• [WORK TO COMPLETE]:
Go through the lines below. Copy those with "compensated".

** START OF MATERIAL **

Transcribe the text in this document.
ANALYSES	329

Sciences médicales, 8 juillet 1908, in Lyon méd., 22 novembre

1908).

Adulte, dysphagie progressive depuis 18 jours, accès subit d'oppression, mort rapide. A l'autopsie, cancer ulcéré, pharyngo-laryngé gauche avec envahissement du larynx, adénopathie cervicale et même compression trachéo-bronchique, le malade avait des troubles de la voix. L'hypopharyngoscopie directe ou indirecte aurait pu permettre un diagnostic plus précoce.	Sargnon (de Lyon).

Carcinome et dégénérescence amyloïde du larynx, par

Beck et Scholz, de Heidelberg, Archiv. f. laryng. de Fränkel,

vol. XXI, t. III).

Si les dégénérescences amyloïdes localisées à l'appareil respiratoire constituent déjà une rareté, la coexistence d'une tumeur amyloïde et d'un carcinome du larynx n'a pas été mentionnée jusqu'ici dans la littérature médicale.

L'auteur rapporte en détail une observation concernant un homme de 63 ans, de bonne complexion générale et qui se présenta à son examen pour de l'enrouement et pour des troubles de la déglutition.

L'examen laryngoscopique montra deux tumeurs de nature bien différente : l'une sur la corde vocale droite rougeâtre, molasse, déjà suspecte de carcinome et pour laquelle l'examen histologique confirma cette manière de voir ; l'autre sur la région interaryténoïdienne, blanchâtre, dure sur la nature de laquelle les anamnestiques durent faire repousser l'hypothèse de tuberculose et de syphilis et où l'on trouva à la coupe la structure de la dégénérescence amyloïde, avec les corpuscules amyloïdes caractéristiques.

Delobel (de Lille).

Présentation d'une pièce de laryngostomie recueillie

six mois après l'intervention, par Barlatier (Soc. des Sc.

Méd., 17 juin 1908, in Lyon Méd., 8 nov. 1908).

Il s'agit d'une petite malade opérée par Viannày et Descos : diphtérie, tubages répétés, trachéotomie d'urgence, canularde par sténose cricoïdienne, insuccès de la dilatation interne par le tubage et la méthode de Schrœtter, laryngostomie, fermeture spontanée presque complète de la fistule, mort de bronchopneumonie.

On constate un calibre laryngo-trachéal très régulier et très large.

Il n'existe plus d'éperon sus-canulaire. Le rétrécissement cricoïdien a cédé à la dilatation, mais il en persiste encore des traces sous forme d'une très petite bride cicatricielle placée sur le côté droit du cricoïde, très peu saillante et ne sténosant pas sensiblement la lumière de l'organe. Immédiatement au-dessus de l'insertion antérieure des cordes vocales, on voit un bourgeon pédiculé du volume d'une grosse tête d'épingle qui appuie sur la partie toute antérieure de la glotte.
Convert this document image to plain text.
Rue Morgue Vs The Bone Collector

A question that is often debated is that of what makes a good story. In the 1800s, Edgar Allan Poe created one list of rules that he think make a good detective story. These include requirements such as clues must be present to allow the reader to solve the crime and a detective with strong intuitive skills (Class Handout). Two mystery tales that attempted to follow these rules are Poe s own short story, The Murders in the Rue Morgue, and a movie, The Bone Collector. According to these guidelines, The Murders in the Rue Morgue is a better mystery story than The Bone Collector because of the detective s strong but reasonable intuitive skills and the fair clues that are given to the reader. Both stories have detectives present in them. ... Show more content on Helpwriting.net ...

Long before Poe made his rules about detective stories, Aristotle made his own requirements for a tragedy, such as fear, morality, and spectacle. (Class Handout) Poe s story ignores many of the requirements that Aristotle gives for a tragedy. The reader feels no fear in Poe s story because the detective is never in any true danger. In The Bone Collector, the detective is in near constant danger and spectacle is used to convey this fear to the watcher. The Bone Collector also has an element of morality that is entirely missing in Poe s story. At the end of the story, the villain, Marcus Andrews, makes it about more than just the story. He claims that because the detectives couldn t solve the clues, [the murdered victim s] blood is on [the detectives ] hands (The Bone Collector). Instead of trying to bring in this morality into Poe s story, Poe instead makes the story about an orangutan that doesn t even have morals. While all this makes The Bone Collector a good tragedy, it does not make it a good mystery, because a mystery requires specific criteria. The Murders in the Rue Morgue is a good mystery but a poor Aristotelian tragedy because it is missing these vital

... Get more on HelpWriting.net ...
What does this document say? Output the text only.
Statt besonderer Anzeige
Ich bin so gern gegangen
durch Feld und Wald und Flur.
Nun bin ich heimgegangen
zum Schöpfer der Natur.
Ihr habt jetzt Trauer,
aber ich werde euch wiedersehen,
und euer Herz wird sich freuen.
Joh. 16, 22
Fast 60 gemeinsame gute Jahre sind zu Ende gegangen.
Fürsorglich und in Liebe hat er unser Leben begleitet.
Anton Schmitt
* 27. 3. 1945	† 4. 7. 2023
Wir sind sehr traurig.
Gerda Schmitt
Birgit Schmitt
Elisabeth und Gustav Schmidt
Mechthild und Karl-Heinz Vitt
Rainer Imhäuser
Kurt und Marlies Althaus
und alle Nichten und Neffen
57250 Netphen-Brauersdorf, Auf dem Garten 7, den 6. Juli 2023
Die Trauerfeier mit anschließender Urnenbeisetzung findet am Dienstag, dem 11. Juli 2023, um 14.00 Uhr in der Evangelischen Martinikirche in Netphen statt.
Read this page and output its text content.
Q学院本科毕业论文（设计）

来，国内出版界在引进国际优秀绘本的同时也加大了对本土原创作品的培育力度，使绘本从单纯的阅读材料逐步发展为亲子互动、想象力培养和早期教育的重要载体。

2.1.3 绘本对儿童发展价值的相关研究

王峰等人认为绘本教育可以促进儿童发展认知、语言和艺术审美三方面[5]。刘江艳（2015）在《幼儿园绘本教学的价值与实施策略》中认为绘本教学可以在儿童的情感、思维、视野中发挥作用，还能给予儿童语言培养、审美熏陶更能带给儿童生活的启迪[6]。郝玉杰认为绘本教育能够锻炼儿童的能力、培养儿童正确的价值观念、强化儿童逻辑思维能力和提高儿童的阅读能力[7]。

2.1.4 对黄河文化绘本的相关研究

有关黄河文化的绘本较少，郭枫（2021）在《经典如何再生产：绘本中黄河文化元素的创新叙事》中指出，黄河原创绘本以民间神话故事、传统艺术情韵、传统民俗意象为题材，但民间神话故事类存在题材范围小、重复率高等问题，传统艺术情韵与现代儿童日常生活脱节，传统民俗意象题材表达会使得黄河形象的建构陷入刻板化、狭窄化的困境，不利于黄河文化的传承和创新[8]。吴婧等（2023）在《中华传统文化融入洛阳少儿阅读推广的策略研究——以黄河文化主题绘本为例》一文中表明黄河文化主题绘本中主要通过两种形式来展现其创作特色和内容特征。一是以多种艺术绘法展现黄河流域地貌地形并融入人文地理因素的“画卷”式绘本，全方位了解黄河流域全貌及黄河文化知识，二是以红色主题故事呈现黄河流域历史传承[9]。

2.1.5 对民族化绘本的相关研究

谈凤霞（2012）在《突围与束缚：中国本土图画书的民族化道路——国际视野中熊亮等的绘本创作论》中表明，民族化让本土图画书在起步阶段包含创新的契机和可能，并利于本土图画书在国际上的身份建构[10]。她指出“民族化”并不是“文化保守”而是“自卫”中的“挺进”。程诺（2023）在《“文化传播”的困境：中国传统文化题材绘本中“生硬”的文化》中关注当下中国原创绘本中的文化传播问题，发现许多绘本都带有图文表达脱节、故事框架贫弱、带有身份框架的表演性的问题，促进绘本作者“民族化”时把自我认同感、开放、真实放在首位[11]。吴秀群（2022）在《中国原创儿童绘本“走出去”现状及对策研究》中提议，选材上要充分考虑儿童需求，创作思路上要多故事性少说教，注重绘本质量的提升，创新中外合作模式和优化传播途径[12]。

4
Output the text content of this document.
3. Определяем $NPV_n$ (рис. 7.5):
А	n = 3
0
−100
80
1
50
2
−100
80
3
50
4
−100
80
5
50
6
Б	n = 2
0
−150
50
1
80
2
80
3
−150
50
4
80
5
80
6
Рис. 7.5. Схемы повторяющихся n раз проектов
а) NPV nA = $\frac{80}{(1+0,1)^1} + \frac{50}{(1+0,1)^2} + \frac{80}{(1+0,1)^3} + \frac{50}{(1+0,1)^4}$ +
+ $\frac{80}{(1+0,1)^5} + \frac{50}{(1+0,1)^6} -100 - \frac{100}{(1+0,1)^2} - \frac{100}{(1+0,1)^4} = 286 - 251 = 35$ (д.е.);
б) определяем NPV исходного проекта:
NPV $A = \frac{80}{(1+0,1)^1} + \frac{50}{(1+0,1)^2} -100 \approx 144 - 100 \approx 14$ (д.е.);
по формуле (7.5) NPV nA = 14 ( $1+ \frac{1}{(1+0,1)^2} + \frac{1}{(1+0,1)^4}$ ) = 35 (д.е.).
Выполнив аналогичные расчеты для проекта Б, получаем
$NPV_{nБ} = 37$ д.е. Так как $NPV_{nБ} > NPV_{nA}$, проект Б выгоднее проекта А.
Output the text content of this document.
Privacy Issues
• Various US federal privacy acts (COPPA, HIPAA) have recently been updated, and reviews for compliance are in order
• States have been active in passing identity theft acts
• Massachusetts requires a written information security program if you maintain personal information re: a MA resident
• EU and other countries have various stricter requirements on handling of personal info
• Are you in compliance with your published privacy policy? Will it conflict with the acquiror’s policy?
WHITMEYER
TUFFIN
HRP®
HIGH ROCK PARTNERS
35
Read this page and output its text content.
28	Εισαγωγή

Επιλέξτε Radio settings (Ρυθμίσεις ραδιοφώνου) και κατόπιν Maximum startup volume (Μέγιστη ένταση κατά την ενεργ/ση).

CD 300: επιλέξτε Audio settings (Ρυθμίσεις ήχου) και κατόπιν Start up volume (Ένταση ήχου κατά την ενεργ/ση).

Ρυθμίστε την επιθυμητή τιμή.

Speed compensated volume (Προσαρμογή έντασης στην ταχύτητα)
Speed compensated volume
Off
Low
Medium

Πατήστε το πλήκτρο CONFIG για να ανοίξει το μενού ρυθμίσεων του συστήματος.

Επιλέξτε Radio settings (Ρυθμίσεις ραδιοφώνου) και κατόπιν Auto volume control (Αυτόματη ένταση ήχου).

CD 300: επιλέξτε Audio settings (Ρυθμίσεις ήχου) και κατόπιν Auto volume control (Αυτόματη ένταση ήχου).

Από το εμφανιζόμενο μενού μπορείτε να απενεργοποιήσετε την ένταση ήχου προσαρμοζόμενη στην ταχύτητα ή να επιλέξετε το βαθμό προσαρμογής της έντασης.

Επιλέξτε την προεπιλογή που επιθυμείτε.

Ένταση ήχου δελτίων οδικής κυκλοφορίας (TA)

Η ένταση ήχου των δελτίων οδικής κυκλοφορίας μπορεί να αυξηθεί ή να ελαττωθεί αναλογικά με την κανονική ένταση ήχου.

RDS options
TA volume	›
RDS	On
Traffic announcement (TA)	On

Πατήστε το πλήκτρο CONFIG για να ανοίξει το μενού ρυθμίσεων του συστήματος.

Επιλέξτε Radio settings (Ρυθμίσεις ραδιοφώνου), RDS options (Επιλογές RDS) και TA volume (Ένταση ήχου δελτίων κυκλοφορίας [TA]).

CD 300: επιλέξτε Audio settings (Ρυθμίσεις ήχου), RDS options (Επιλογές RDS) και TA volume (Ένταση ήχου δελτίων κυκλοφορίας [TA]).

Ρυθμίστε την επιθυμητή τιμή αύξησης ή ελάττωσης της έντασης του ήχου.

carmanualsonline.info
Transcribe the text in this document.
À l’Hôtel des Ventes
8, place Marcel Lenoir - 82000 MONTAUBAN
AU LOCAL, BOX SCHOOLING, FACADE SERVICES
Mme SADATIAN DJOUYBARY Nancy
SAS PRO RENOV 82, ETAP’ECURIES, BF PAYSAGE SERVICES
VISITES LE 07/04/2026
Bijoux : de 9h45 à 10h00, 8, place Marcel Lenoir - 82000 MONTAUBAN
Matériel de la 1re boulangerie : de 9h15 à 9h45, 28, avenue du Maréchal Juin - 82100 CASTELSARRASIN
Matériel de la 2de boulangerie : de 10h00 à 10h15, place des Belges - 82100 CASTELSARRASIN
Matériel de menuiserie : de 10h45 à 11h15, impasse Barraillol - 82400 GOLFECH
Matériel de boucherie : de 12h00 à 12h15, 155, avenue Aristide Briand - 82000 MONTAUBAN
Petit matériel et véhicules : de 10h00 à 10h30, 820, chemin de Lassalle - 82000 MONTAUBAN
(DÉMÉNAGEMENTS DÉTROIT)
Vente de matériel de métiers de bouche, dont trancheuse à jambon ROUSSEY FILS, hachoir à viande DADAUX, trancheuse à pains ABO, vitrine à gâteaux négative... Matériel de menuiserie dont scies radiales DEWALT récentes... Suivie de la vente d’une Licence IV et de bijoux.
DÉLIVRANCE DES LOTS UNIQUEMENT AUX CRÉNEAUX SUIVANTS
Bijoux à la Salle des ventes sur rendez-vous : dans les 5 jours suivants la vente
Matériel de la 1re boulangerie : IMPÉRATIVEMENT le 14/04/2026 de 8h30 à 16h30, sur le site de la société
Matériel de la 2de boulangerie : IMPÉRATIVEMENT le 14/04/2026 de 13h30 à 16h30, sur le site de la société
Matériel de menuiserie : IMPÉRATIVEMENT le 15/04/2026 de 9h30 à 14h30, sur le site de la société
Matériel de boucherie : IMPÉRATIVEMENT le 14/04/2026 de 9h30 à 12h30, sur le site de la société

** END OF MATERIAL **

• [ANSWER FOR THIS EXERCISE]:
Speed compensated volume (Προσαρμογή έντασης στην ταχύτητα)
Speed compensated volume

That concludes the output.